──────── FRAGMENTO DEL DOCUMENTO ────────
Cómo un ratón muerto hizo que dejara de quejarme durante casi todo un día

 


Conocí hoy a una señora cuya sonrisa no concordaba con el resto de su rostro. Estaba cobrando la entrada de un parque nacional, tal vez ya había soportado todo lo que podía soportar del interminable desfile de turistas con sus preguntas, así que la sonrisa de plástico era todo lo que podía manejar con autenticidad. Tal vez simplemente hacía demasiado calor. Tal vez esa era su verdadera y auténtica sonrisa. O tal vez yo solo estaba malhumorado y criticón porque el día anterior tuve otro de esos encuentros de "calidez profesional" en la tienda de Apple. Ya había tenido todo lo que podía soportar del mundo y estaba proyectando mi sistema de creencias sobre la señora de la ventanilla.
──────── DATOS ────────
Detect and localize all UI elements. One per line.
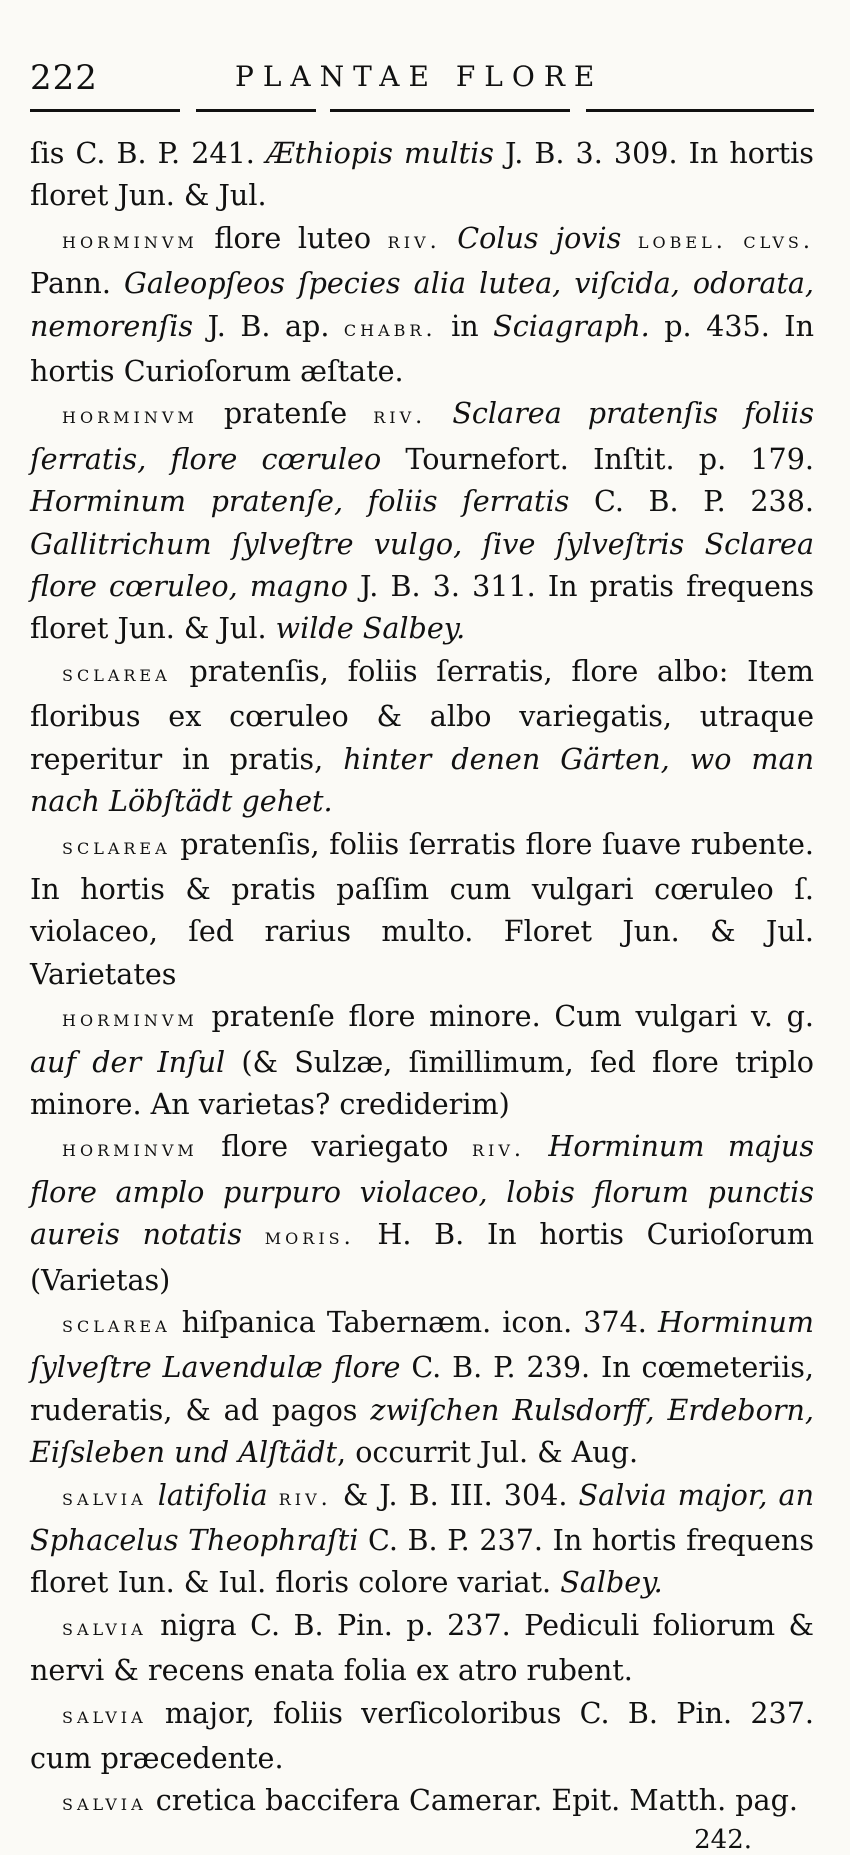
running-head — [30, 50, 814, 98]
text-run: (& Sulzæ, ſimillimum, ſed flore triplo minore. An varietas? crediderim) — [30, 1044, 814, 1121]
text-run: pratenſe — [197, 396, 374, 431]
small-caps-run: sclarea — [62, 1311, 171, 1338]
italic-run: Horminum pratenſe, foliis ſerratis — [30, 484, 570, 519]
italic-run: Galeopſeos ſpecies alia lutea, viſcida, odorata, nemorenſis — [30, 266, 814, 343]
text-run: C. B. P. 239. In cœmeteriis, ruderatis, & ad pagos — [30, 1350, 814, 1427]
italic-run: hinter denen Gärten, wo man nach Löbſtädt gehet. — [30, 741, 814, 819]
small-caps-run: lobel. — [637, 227, 727, 254]
paragraph — [30, 392, 814, 649]
text-run: nigra C. B. Pin. p. 237. Pediculi foliorum & nervi & recens enata folia ex atro rubent. — [30, 1607, 814, 1688]
page-body — [30, 132, 814, 1825]
paragraph — [30, 1779, 814, 1824]
text-run: Pann. — [30, 266, 125, 301]
page-number: 222 — [30, 58, 98, 98]
small-caps-run: salvia — [62, 1614, 147, 1641]
text-run: J. B. 3. 311. In pratis frequens floret Jun. & Jul. — [30, 569, 814, 646]
italic-run: Horminum majus flore amplo purpuro violaceo, lobis florum punctis aureis notatis — [30, 1129, 815, 1252]
paragraph — [30, 1604, 814, 1692]
italic-run: wilde Salbey. — [275, 611, 466, 646]
italic-run: auf der Inſul — [30, 1044, 226, 1079]
italic-run: Gallitrichum ſylveſtre vulgo, ſive ſylveſtris Sclarea flore cœruleo, magno — [30, 526, 814, 604]
italic-run: Colus jovis — [457, 220, 622, 255]
small-caps-run: clvs. — [743, 227, 814, 254]
italic-run: latifolia — [157, 1477, 268, 1512]
text-run: , occurrit Jul. & Aug. — [337, 1435, 639, 1470]
text-run: hiſpanica Tabernæm. icon. 374. — [170, 1304, 658, 1339]
text-run — [147, 1478, 158, 1512]
text-run: C. B. P. 238. — [569, 484, 814, 519]
text-run — [268, 1478, 279, 1512]
text-run: cretica baccifera Camerar. Epit. Matth. pag. — [146, 1783, 799, 1818]
small-caps-run: horminvm — [62, 1006, 198, 1033]
small-caps-run: salvia — [62, 1702, 147, 1729]
italic-run: Æthiopis multis — [265, 136, 494, 170]
small-caps-run: chabr. — [343, 315, 437, 342]
text-run: H. B. In hortis Curioſorum (Varietas) — [30, 1217, 814, 1297]
paragraph — [30, 1692, 814, 1780]
text-run: pratenſe flore minore. Cum vulgari v. g. — [197, 999, 814, 1034]
text-run: pratenſis, foliis ſerratis flore ſuave rubente. In hortis & pratis paſſim cum vulgari cœruleo ſ. violaceo, ſed rarius multo. Floret Jun. & Jul. Varietates — [30, 826, 814, 991]
italic-run: Sciagraph. — [493, 308, 650, 343]
paragraph — [30, 650, 814, 823]
text-run: in — [436, 308, 494, 343]
continuation-line: 242. — [694, 1824, 752, 1855]
text-run: major, foliis verſicoloribus C. B. Pin. 237. cum præcedente. — [30, 1695, 814, 1776]
text-run: ſis C. B. P. 241. — [30, 136, 266, 170]
small-caps-run: horminvm — [62, 403, 198, 430]
text-run: J. B. ap. — [193, 308, 344, 343]
small-caps-run: salvia — [62, 1484, 147, 1511]
small-caps-run: riv. — [471, 1136, 525, 1163]
text-run: J. B. 3. 309. In hortis floret Jun. & Jul. — [30, 136, 814, 213]
text-run — [242, 1217, 265, 1251]
italic-run: Salvia major, an Sphacelus Theophraſti — [30, 1477, 815, 1557]
running-title: PLANTAE FLORE — [235, 60, 604, 93]
paragraph — [30, 1125, 814, 1301]
small-caps-run: riv. — [373, 403, 427, 430]
paragraph — [30, 217, 814, 393]
italic-run: Salbey. — [560, 1565, 663, 1600]
paragraph — [30, 1474, 814, 1604]
italic-run: Horminum ſylveſtre Lavendulæ flore — [30, 1304, 814, 1385]
text-run: flore variegato — [197, 1129, 472, 1164]
header-rule — [30, 109, 814, 114]
text-run: & J. B. III. 304. — [331, 1477, 579, 1512]
small-caps-run: moris. — [264, 1224, 355, 1251]
text-run — [727, 221, 744, 255]
small-caps-run: horminvm — [62, 1136, 198, 1163]
small-caps-run: riv. — [278, 1484, 332, 1511]
text-run — [426, 396, 452, 430]
text-run: flore luteo — [197, 220, 388, 255]
small-caps-run: sclarea — [62, 660, 171, 687]
paragraph — [30, 823, 814, 996]
text-run: pratenſis, foliis ſerratis, flore albo: Item floribus ex cœruleo & albo variegatis, utraque reperitur in pratis, — [30, 653, 814, 776]
italic-run: zwiſchen Rulsdorff, Erdeborn, Eiſsleben und Alſtädt — [30, 1392, 814, 1470]
text-run: C. B. P. 237. In hortis frequens floret Iun. & Iul. floris colore variat. — [30, 1523, 814, 1600]
text-run — [525, 1129, 548, 1163]
paragraph — [30, 995, 814, 1125]
small-caps-run: riv. — [387, 227, 441, 254]
paragraph — [30, 1301, 814, 1474]
text-run: Tournefort. Inſtit. p. 179. — [381, 441, 814, 476]
small-caps-run: horminvm — [62, 227, 198, 254]
text-run — [621, 221, 638, 255]
text-run: p. 435. In hortis Curioſorum æſtate. — [30, 308, 814, 389]
small-caps-run: sclarea — [62, 833, 171, 860]
text-run — [441, 221, 458, 255]
italic-run: Sclarea pratenſis foliis ſerratis, flore cœruleo — [30, 396, 815, 476]
small-caps-run: salvia — [62, 1790, 147, 1817]
paragraph — [30, 132, 814, 217]
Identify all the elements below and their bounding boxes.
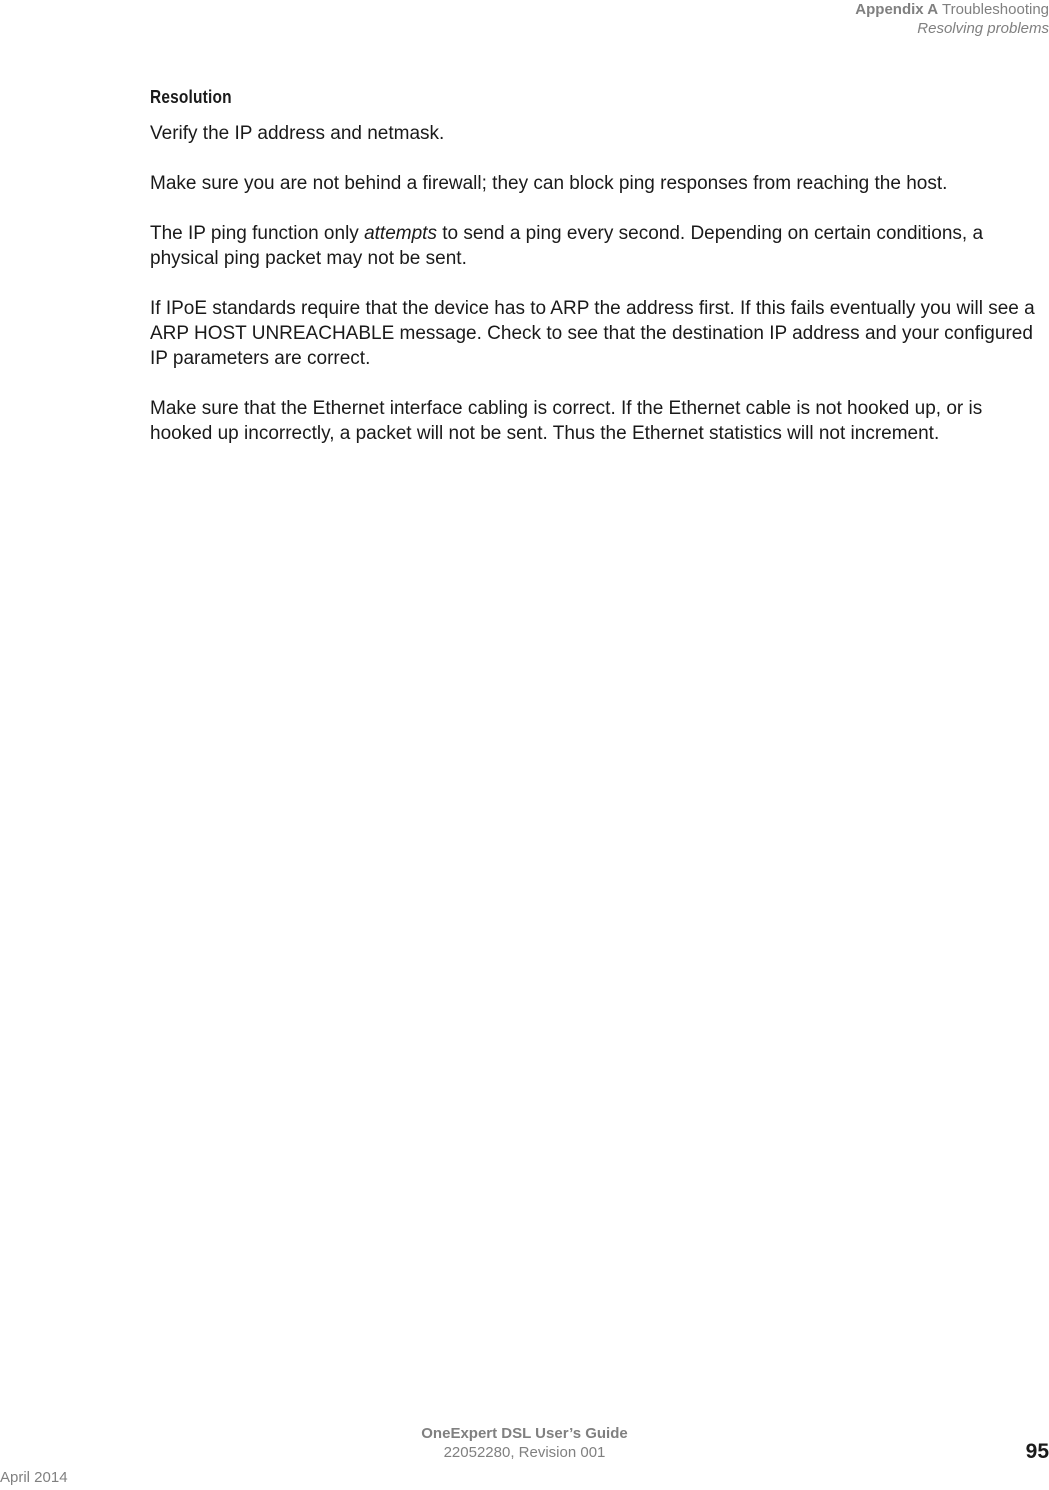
guide-title: OneExpert DSL User’s Guide <box>421 1425 628 1442</box>
document-number: 22052280, Revision 001 <box>443 1444 606 1461</box>
paragraph: Verify the IP address and netmask. <box>150 123 445 144</box>
emphasis-text: attempts <box>364 223 437 244</box>
paragraph-text: to send a ping every second. Depending on certain conditions, a physical ping packet may not be sent. <box>150 223 984 269</box>
page-content <box>150 86 1046 471</box>
chapter-label: Appendix A <box>855 1 939 18</box>
resolution-heading: Resolution <box>150 87 232 107</box>
section-title: Resolving problems <box>917 20 1049 37</box>
publication-date: April 2014 <box>0 1469 68 1486</box>
paragraph: If IPoE standards require that the device has to ARP the address first. If this fails eventually you will see a ARP HOST UNREACHABLE message. Check to see that the destination IP address and your configured IP parameters are correct. <box>150 298 1035 369</box>
page-number: 95 <box>1025 1440 1049 1463</box>
paragraph-text: The IP ping function only <box>150 223 365 244</box>
running-header <box>855 0 1049 38</box>
chapter-line <box>855 0 1049 19</box>
paragraph: Make sure you are not behind a firewall; they can block ping responses from reaching the host. <box>150 173 948 194</box>
page-footer <box>0 1425 1049 1490</box>
chapter-title: Troubleshooting <box>941 1 1049 18</box>
paragraph: Make sure that the Ethernet interface cabling is correct. If the Ethernet cable is not hooked up, or is hooked up incorrectly, a packet will not be sent. Thus the Ethernet statistics will not increment. <box>150 398 983 444</box>
paragraph <box>150 221 1046 271</box>
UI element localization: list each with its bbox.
────────
**PROBLEMA POR RESOLVER:**
Transcribe del fragmento del documento el tramo que va desde "Conocí hoy a" hasta "de la ventanilla.". Las entradas no tienen ningún papel en esto.

**RESPUESTA FINAL:**
Conocí hoy a una señora cuya sonrisa no concordaba con el resto de su rostro. Estaba cobrando la entrada de un parque nacional, tal vez ya había soportado todo lo que podía soportar del interminable desfile de turistas con sus preguntas, así que la sonrisa de plástico era todo lo que podía manejar con autenticidad. Tal vez simplemente hacía demasiado calor. Tal vez esa era su verdadera y auténtica sonrisa. O tal vez yo solo estaba malhumorado y criticón porque el día anterior tuve otro de esos encuentros de "calidez profesional" en la tienda de Apple. Ya había tenido todo lo que podía soportar del mundo y estaba proyectando mi sistema de creencias sobre la señora de la ventanilla.